* What to do: All of the listing below must be repeated word for word. Pictures are the only thing to omit.

* Information shown:
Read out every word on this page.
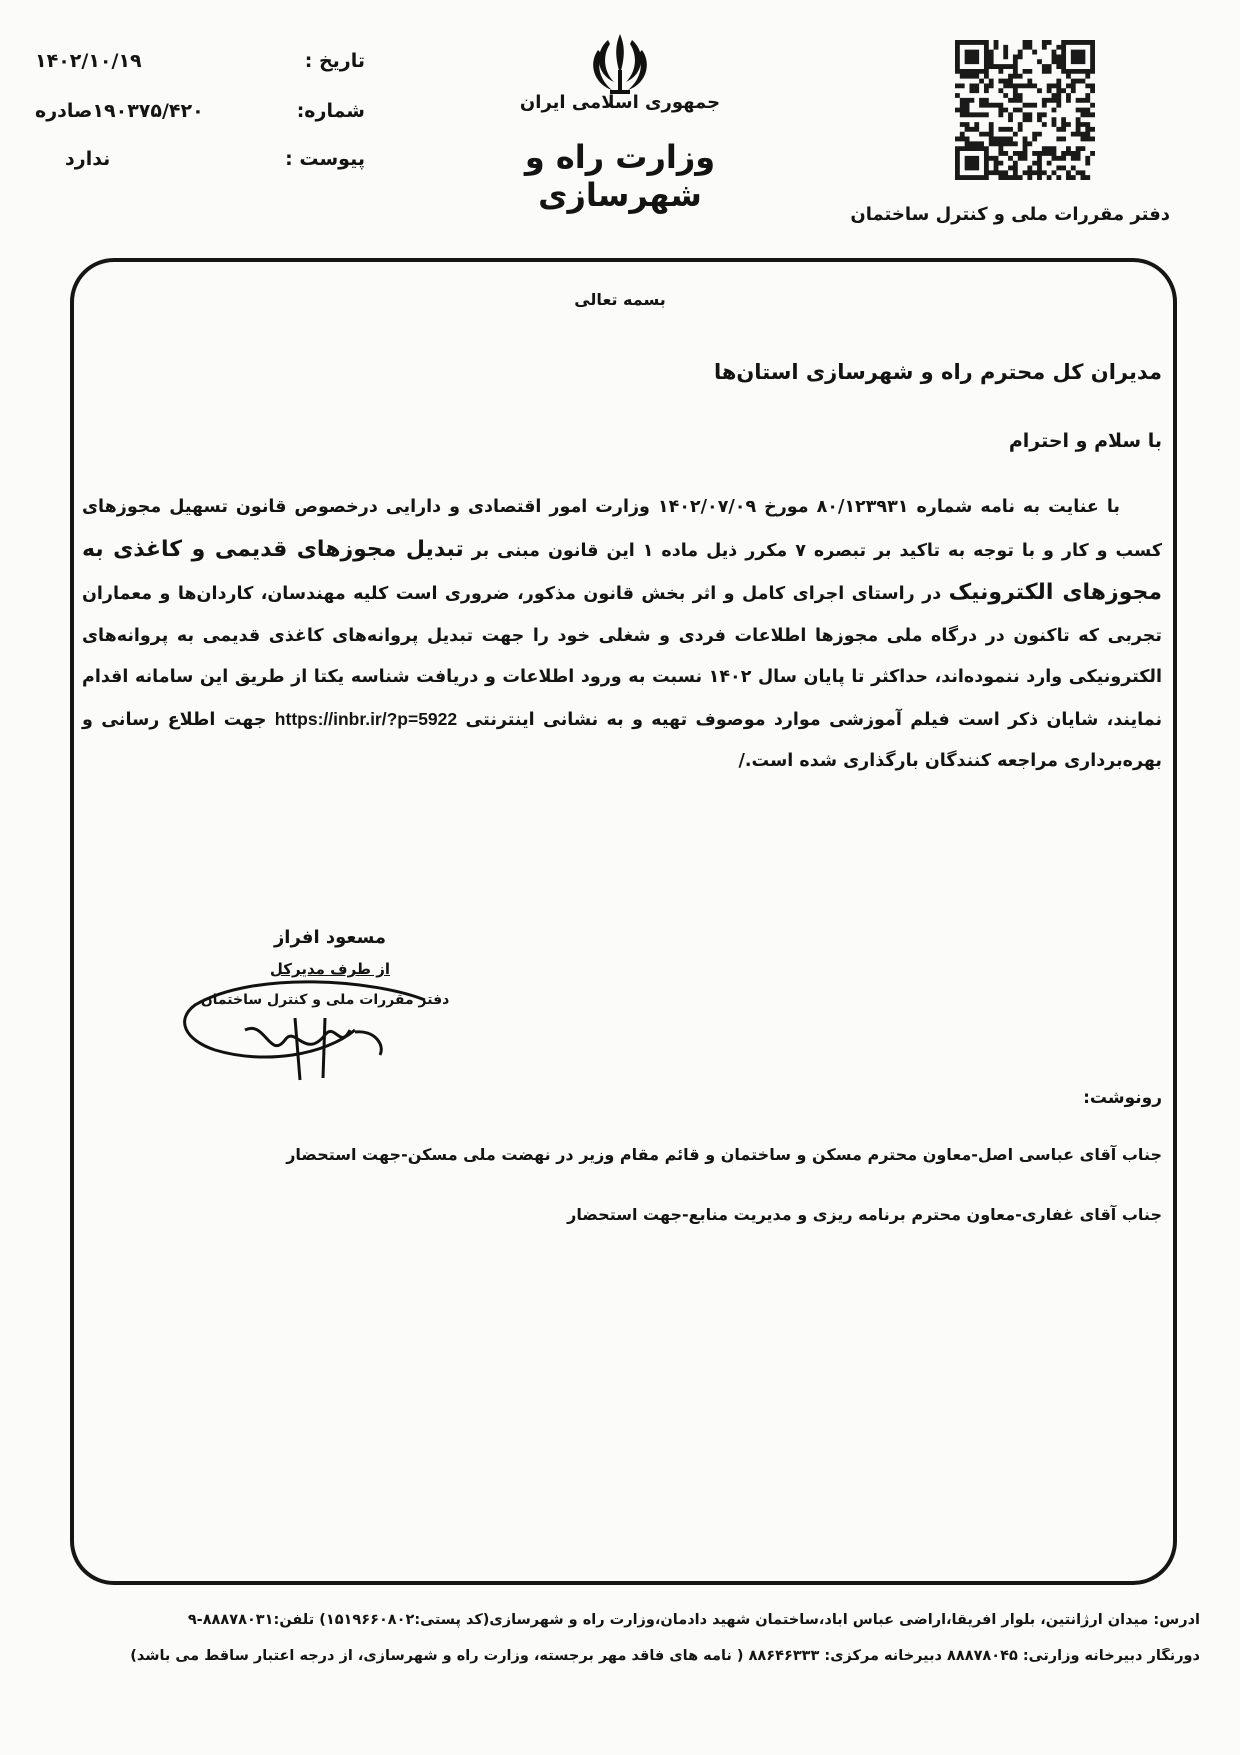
جمهوری اسلامی ایران
وزارت راه و شهرسازی
دفتر مقررات ملی و کنترل ساختمان
تاریخ :
۱۴۰۲/۱۰/۱۹
شماره:
۱۹۰۳۷۵/۴۲۰صادره
پیوست :
ندارد
بسمه تعالی
مدیران کل محترم راه و شهرسازی استان‌ها
با سلام و احترام

با عنایت به نامه شماره ۸۰/۱۲۳۹۳۱ مورخ ۱۴۰۲/۰۷/۰۹ وزارت امور اقتصادی و دارایی درخصوص قانون تسهیل مجوزهای کسب و کار و با توجه به تاکید بر تبصره ۷ مکرر ذیل ماده ۱ این قانون مبنی بر تبدیل مجوزهای قدیمی و کاغذی به مجوزهای الکترونیک در راستای اجرای کامل و اثر بخش قانون مذکور، ضروری است کلیه مهندسان، کاردان‌ها و معماران تجربی که تاکنون در درگاه ملی مجوزها اطلاعات فردی و شغلی خود را جهت تبدیل پروانه‌های کاغذی قدیمی به پروانه‌های الکترونیکی وارد ننموده‌اند، حداکثر تا پایان سال ۱۴۰۲ نسبت به ورود اطلاعات و دریافت شناسه یکتا از طریق این سامانه اقدام نمایند، شایان ذکر است فیلم آموزشی موارد موصوف تهیه و به نشانی اینترنتی https://inbr.ir/?p=5922 جهت اطلاع رسانی و بهره‌برداری مراجعه کنندگان بارگذاری شده است./

مسعود افراز
از طرف مدیرکل
دفتر مقررات ملی و کنترل ساختمان
رونوشت:
جناب آقای عباسی اصل-معاون محترم مسکن و ساختمان و قائم مقام وزیر در نهضت ملی مسکن-جهت استحضار
جناب آقای غفاری-معاون محترم برنامه ریزی و مدیریت منابع-جهت استحضار
آدرس: میدان آرژانتین، بلوار آفریقا،اراضی عباس آباد،ساختمان شهید دادمان،وزارت راه و شهرسازی(کد پستی:۱۵۱۹۶۶۰۸۰۲) تلفن:۸۸۸۷۸۰۳۱-۹
دورنگار دبیرخانه وزارتی: ۸۸۸۷۸۰۴۵ دبیرخانه مرکزی: ۸۸۶۴۶۳۳۳ ( نامه های فاقد مهر برجسته، وزارت راه و شهرسازی، از درجه اعتبار ساقط می باشد)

* Response:
Read out every word on this page.
جمهوری اسلامی ایران
وزارت راه و شهرسازی
دفتر مقررات ملی و کنترل ساختمان
تاریخ :
۱۴۰۲/۱۰/۱۹
شماره:
۱۹۰۳۷۵/۴۲۰صادره
پیوست :
ندارد
بسمه تعالی
مدیران کل محترم راه و شهرسازی استان‌ها
با سلام و احترام

با عنایت به نامه شماره ۸۰/۱۲۳۹۳۱ مورخ ۱۴۰۲/۰۷/۰۹ وزارت امور اقتصادی و دارایی درخصوص قانون تسهیل مجوزهای کسب و کار و با توجه به تاکید بر تبصره ۷ مکرر ذیل ماده ۱ این قانون مبنی بر تبدیل مجوزهای قدیمی و کاغذی به مجوزهای الکترونیک در راستای اجرای کامل و اثر بخش قانون مذکور، ضروری است کلیه مهندسان، کاردان‌ها و معماران تجربی که تاکنون در درگاه ملی مجوزها اطلاعات فردی و شغلی خود را جهت تبدیل پروانه‌های کاغذی قدیمی به پروانه‌های الکترونیکی وارد ننموده‌اند، حداکثر تا پایان سال ۱۴۰۲ نسبت به ورود اطلاعات و دریافت شناسه یکتا از طریق این سامانه اقدام نمایند، شایان ذکر است فیلم آموزشی موارد موصوف تهیه و به نشانی اینترنتی https://inbr.ir/?p=5922 جهت اطلاع رسانی و بهره‌برداری مراجعه کنندگان بارگذاری شده است./

مسعود افراز
از طرف مدیرکل
دفتر مقررات ملی و کنترل ساختمان
رونوشت:
جناب آقای عباسی اصل-معاون محترم مسکن و ساختمان و قائم مقام وزیر در نهضت ملی مسکن-جهت استحضار
جناب آقای غفاری-معاون محترم برنامه ریزی و مدیریت منابع-جهت استحضار
آدرس: میدان آرژانتین، بلوار آفریقا،اراضی عباس آباد،ساختمان شهید دادمان،وزارت راه و شهرسازی(کد پستی:۱۵۱۹۶۶۰۸۰۲) تلفن:۸۸۸۷۸۰۳۱-۹
دورنگار دبیرخانه وزارتی: ۸۸۸۷۸۰۴۵ دبیرخانه مرکزی: ۸۸۶۴۶۳۳۳ ( نامه های فاقد مهر برجسته، وزارت راه و شهرسازی، از درجه اعتبار ساقط می باشد)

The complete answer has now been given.